Check every line of the entries for "Water", and copy the lines that hold it.

#### DATA ENTRIES
##########

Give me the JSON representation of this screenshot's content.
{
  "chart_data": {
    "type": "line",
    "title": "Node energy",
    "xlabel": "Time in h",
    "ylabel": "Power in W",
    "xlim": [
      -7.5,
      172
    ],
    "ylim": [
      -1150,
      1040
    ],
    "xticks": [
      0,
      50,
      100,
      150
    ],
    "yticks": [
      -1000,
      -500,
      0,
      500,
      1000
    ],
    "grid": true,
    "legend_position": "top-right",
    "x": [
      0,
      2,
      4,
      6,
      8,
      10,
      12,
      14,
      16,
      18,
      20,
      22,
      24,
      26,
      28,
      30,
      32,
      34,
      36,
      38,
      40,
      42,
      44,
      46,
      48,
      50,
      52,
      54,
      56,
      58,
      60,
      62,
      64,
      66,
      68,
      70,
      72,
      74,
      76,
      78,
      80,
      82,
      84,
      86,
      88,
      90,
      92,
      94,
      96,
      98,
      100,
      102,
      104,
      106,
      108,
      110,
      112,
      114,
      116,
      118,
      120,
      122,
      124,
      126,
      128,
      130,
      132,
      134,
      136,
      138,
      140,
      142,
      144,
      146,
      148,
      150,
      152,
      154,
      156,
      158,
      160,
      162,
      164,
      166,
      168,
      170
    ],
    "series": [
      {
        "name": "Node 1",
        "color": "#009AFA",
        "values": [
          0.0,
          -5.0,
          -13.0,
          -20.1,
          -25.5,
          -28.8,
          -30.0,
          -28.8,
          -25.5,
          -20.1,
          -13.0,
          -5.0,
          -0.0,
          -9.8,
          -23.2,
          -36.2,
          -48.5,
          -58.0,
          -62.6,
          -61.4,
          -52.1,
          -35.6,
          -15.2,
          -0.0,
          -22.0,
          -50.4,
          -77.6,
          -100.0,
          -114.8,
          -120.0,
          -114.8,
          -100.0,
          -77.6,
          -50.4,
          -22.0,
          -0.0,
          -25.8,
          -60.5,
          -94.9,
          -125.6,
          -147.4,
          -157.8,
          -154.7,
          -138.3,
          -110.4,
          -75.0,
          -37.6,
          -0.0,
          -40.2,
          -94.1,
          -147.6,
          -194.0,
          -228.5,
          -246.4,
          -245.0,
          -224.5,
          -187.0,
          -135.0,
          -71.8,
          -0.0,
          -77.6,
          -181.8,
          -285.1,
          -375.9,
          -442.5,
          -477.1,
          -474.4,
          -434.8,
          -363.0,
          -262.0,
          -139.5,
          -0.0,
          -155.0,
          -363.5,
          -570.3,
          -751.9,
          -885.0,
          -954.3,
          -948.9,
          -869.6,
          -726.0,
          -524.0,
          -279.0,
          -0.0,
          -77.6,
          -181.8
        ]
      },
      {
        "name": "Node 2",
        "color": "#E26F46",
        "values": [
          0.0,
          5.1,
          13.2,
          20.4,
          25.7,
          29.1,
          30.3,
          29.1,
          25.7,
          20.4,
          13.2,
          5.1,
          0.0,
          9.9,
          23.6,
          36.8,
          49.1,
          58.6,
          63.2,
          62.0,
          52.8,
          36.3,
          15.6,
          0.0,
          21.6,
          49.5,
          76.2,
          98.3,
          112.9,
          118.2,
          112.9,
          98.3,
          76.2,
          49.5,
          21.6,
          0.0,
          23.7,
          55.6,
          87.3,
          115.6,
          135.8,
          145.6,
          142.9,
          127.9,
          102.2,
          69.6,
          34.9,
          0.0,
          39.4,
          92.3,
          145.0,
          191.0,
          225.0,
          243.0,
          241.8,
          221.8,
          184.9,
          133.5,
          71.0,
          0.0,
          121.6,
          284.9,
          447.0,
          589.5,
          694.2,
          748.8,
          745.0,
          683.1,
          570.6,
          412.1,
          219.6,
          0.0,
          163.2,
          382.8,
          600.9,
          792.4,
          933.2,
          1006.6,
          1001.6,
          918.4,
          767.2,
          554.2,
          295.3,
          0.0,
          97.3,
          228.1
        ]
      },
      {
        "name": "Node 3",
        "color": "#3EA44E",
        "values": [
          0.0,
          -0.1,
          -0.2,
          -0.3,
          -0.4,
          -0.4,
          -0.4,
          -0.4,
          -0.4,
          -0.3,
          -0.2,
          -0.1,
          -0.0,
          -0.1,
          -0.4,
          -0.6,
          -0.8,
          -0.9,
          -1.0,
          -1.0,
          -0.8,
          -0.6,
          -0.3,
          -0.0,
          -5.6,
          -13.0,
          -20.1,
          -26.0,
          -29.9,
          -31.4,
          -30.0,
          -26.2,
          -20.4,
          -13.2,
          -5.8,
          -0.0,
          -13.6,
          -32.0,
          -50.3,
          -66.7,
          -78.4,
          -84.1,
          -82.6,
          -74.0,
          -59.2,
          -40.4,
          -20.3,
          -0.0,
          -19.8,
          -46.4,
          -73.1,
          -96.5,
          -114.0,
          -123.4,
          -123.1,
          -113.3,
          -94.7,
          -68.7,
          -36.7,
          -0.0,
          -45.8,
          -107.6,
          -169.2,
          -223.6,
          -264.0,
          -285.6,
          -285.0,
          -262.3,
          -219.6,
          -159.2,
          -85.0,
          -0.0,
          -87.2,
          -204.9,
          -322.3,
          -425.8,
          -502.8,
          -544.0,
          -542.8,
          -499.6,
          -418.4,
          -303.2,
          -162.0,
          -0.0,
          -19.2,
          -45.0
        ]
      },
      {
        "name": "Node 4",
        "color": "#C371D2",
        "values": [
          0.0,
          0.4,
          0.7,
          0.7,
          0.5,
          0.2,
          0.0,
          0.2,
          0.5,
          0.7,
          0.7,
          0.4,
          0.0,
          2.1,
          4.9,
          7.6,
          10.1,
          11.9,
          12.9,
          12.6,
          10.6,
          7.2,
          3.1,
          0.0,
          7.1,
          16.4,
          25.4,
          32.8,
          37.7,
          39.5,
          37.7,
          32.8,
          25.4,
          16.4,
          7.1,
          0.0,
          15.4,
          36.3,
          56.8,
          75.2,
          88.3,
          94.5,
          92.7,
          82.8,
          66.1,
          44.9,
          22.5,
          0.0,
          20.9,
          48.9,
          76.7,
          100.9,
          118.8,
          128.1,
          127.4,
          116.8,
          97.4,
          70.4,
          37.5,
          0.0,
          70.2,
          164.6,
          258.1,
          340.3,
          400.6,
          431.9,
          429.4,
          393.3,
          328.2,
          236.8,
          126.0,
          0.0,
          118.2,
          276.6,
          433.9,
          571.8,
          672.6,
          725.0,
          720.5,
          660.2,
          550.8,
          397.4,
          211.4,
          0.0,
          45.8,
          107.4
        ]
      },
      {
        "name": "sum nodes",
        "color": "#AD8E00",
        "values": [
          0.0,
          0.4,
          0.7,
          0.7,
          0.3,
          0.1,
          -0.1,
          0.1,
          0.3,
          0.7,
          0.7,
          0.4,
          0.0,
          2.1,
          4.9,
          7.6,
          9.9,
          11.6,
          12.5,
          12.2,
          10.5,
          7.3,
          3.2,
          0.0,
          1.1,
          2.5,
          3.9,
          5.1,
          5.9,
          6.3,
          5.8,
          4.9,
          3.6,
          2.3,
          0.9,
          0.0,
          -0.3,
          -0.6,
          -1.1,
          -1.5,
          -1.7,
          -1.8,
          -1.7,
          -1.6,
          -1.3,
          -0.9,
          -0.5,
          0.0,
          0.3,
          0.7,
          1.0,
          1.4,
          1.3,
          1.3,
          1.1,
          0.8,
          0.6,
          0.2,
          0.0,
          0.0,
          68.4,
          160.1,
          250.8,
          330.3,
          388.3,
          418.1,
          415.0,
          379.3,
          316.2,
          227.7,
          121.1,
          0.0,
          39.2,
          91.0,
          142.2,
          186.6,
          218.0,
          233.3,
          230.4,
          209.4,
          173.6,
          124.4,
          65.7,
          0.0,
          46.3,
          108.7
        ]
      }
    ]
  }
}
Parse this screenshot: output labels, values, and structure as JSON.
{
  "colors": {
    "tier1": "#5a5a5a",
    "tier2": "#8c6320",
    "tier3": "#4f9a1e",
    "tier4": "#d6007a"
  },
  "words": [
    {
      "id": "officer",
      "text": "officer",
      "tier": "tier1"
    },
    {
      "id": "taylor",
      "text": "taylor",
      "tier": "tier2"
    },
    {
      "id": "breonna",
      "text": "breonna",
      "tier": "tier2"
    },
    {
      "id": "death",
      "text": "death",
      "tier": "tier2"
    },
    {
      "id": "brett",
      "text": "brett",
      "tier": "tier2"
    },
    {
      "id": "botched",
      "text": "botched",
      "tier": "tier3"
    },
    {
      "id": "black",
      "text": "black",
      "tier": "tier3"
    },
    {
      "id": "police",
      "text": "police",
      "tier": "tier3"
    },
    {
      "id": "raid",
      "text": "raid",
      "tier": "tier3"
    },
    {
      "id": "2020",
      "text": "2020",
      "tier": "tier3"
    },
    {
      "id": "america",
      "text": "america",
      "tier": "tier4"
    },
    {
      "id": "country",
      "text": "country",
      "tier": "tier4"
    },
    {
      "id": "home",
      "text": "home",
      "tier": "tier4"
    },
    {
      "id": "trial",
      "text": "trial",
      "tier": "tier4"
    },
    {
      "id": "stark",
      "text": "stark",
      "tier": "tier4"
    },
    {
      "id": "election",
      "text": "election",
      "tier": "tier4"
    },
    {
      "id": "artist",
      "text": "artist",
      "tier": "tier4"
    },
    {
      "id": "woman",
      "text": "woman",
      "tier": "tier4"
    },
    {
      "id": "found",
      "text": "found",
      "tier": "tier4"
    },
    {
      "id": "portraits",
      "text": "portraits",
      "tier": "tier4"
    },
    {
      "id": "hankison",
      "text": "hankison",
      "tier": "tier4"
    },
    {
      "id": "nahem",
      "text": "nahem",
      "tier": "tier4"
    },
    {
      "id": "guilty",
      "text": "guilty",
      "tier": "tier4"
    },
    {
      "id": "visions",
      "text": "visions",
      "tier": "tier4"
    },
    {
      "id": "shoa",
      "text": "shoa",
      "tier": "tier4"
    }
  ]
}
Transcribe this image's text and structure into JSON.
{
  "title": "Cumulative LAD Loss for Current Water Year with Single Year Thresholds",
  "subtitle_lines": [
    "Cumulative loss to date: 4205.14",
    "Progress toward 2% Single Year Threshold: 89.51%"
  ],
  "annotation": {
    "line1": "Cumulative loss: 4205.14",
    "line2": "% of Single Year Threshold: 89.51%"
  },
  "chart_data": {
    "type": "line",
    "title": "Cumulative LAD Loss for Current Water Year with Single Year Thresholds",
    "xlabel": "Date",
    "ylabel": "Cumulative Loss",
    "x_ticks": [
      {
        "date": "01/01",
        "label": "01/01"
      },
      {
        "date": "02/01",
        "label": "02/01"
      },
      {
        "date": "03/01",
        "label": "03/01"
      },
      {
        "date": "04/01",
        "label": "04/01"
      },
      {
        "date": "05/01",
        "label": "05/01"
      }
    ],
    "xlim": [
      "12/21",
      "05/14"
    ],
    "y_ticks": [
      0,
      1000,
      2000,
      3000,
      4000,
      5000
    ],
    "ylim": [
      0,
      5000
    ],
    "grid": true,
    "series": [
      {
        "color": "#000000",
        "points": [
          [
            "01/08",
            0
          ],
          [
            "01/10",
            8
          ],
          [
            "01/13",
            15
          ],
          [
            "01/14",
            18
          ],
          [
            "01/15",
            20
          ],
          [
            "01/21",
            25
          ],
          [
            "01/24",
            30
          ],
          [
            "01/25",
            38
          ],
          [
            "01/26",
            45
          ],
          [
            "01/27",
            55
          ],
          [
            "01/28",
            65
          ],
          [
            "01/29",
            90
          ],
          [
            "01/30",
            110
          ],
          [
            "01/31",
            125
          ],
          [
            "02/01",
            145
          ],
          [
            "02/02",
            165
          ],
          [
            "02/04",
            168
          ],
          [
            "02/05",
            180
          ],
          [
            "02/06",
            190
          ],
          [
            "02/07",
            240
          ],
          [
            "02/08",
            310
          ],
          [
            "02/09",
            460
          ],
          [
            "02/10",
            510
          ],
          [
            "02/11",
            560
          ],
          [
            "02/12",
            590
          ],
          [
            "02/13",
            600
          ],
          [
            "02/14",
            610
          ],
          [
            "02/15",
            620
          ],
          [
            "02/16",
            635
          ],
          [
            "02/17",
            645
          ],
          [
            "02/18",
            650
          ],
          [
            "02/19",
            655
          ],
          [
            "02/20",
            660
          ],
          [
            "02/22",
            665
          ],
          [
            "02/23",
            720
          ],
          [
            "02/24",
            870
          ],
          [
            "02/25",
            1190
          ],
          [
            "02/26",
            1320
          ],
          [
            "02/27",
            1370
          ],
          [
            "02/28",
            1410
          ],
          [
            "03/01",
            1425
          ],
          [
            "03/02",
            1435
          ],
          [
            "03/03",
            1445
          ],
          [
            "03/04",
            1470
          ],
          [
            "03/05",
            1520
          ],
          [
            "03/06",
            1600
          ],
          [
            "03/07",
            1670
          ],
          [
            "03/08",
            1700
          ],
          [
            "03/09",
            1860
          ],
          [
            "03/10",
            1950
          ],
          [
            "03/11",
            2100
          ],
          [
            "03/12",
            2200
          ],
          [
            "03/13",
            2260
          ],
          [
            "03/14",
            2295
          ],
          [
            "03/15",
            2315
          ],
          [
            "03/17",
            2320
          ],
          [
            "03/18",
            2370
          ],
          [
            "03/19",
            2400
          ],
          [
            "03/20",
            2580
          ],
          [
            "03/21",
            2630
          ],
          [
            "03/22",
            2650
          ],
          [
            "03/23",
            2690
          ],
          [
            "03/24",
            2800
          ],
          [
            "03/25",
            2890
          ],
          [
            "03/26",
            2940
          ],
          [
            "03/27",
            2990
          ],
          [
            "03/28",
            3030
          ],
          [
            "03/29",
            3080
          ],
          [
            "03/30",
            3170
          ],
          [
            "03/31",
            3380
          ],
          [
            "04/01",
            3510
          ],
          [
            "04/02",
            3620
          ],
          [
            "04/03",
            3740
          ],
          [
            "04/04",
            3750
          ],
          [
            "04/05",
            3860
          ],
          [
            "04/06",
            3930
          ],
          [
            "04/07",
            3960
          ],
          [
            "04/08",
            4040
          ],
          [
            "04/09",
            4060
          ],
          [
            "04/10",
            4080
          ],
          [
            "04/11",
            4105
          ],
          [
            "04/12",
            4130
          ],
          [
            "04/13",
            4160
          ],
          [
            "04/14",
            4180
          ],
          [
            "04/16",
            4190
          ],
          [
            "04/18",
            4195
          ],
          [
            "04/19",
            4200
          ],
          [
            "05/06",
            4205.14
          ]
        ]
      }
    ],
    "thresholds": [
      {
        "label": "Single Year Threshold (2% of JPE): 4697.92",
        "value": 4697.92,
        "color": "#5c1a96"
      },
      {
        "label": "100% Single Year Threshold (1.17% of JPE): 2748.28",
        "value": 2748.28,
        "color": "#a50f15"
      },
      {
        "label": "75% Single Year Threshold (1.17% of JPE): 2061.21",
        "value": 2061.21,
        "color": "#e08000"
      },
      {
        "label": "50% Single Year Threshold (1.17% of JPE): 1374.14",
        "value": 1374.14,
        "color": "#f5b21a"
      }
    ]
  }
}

##########

#### OUTPUT BELOW
  "title": "Cumulative LAD Loss for Current Water Year with Single Year Thresholds",
    "title": "Cumulative LAD Loss for Current Water Year with Single Year Thresholds",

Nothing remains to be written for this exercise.